## DATA LISTING
-- begin --
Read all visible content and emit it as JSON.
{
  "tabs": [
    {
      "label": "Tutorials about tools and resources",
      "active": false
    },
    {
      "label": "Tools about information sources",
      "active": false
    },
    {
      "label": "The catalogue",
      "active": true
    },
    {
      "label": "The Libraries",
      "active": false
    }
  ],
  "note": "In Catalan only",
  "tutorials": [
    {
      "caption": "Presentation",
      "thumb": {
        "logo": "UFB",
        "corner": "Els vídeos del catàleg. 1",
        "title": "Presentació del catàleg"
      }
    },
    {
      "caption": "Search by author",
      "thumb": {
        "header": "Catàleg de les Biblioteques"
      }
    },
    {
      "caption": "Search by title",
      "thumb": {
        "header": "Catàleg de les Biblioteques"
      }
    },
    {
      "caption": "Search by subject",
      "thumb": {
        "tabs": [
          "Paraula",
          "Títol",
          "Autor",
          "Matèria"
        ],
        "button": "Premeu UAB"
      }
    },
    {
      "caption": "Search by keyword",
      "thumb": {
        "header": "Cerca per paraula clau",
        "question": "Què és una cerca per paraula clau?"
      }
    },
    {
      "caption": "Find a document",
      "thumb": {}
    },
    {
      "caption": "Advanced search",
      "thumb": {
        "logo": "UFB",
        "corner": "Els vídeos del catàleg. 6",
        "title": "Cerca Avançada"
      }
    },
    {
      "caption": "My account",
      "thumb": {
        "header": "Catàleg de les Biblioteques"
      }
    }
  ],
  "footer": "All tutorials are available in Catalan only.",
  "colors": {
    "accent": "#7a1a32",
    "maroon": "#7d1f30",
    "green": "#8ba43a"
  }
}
-- end --
-- begin --
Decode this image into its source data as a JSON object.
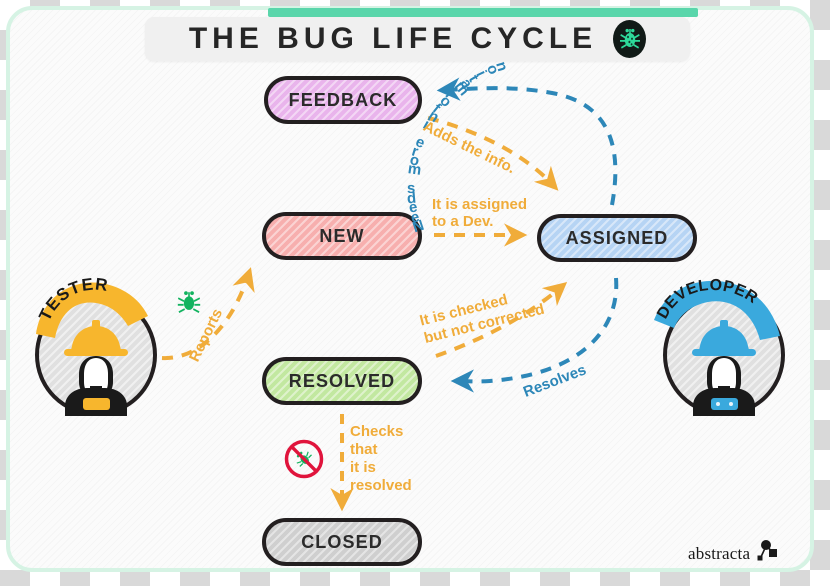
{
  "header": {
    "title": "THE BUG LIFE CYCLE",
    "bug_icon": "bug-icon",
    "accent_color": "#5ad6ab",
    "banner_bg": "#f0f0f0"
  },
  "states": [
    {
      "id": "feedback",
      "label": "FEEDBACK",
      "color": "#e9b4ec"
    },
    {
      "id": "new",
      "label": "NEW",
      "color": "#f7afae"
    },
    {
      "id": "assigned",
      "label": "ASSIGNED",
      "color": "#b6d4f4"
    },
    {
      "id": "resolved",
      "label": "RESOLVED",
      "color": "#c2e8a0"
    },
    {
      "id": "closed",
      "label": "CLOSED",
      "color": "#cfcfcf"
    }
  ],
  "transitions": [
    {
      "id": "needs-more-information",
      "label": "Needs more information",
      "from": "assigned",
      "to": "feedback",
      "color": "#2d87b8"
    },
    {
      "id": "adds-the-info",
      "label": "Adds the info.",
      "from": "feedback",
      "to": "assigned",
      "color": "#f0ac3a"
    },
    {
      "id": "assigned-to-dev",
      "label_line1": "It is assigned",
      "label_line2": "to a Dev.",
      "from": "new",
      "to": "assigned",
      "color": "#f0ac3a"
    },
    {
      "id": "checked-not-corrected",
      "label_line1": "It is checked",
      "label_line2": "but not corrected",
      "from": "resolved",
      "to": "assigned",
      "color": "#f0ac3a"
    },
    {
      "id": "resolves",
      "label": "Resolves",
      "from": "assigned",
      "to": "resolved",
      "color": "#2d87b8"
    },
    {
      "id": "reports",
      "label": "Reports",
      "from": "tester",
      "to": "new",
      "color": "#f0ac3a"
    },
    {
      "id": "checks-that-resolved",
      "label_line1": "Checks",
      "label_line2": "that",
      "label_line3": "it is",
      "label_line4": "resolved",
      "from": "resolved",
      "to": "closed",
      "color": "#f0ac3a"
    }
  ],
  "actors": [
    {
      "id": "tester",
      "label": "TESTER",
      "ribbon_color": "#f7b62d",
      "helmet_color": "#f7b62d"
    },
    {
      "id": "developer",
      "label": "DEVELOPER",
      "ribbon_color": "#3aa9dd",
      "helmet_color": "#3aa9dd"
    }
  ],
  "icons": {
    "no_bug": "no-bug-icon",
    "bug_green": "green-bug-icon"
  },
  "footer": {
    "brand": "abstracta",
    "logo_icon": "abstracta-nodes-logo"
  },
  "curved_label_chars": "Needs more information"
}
-- end --
## TASK PROMPT
Select from the material above each line in which the string "about" appears, and list those lines.

## RESPONSE FOR THIS EXERCISE
      "label": "Tutorials about tools and resources",
      "label": "Tools about information sources",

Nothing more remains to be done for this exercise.